Task requirements: Every line that includes the word "Address" is to be listed.

(Stored records)
★ ★ ★ ★ ★
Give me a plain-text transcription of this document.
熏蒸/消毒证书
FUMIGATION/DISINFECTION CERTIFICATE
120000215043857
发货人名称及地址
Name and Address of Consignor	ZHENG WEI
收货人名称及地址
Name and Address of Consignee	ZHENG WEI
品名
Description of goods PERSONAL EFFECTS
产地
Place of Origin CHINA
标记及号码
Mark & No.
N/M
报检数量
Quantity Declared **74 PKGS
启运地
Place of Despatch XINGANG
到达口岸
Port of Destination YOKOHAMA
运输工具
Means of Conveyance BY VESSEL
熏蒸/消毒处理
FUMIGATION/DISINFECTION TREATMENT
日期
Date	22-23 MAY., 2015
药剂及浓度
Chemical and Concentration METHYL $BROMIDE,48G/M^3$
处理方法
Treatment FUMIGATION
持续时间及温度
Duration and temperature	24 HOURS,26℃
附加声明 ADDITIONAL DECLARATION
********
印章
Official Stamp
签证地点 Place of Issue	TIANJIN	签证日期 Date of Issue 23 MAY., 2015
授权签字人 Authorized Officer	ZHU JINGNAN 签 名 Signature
★ ★ ★ ★ ★
Final result:
Name and Address of Consignor	ZHENG WEI
Name and Address of Consignee	ZHENG WEI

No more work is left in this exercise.